** start Extracted records **

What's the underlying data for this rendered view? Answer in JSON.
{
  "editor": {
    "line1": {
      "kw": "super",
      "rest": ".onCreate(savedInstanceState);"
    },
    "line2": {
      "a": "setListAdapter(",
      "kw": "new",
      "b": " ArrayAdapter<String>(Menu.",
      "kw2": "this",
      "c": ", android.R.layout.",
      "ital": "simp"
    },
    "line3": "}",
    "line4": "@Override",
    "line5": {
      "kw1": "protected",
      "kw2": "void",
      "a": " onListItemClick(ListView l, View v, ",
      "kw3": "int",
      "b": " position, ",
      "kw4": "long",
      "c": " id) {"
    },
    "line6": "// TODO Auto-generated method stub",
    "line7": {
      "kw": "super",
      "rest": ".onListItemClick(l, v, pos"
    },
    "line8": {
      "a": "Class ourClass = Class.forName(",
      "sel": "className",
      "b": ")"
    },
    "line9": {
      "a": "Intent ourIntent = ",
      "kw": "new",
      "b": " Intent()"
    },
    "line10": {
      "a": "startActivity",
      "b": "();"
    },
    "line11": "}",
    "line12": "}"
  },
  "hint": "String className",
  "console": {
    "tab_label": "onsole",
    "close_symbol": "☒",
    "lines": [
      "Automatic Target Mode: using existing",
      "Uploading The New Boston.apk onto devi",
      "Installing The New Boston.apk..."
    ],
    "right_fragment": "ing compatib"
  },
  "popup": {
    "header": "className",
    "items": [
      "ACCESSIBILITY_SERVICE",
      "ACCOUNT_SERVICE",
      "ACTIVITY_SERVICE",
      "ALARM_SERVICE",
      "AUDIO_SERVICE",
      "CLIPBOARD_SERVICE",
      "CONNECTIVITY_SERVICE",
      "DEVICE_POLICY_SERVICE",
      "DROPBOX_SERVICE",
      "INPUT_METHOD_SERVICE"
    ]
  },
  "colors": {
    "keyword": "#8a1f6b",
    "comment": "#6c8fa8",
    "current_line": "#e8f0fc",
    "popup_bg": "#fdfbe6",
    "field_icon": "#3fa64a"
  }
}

** end Extracted records **

:: Do this ::
Reproduce the data, keeping every line exactly the same.

:: Written response ::
What's the underlying data for this rendered view? Answer in JSON.
{
  "editor": {
    "line1": {
      "kw": "super",
      "rest": ".onCreate(savedInstanceState);"
    },
    "line2": {
      "a": "setListAdapter(",
      "kw": "new",
      "b": " ArrayAdapter<String>(Menu.",
      "kw2": "this",
      "c": ", android.R.layout.",
      "ital": "simp"
    },
    "line3": "}",
    "line4": "@Override",
    "line5": {
      "kw1": "protected",
      "kw2": "void",
      "a": " onListItemClick(ListView l, View v, ",
      "kw3": "int",
      "b": " position, ",
      "kw4": "long",
      "c": " id) {"
    },
    "line6": "// TODO Auto-generated method stub",
    "line7": {
      "kw": "super",
      "rest": ".onListItemClick(l, v, pos"
    },
    "line8": {
      "a": "Class ourClass = Class.forName(",
      "sel": "className",
      "b": ")"
    },
    "line9": {
      "a": "Intent ourIntent = ",
      "kw": "new",
      "b": " Intent()"
    },
    "line10": {
      "a": "startActivity",
      "b": "();"
    },
    "line11": "}",
    "line12": "}"
  },
  "hint": "String className",
  "console": {
    "tab_label": "onsole",
    "close_symbol": "☒",
    "lines": [
      "Automatic Target Mode: using existing",
      "Uploading The New Boston.apk onto devi",
      "Installing The New Boston.apk..."
    ],
    "right_fragment": "ing compatib"
  },
  "popup": {
    "header": "className",
    "items": [
      "ACCESSIBILITY_SERVICE",
      "ACCOUNT_SERVICE",
      "ACTIVITY_SERVICE",
      "ALARM_SERVICE",
      "AUDIO_SERVICE",
      "CLIPBOARD_SERVICE",
      "CONNECTIVITY_SERVICE",
      "DEVICE_POLICY_SERVICE",
      "DROPBOX_SERVICE",
      "INPUT_METHOD_SERVICE"
    ]
  },
  "colors": {
    "keyword": "#8a1f6b",
    "comment": "#6c8fa8",
    "current_line": "#e8f0fc",
    "popup_bg": "#fdfbe6",
    "field_icon": "#3fa64a"
  }
}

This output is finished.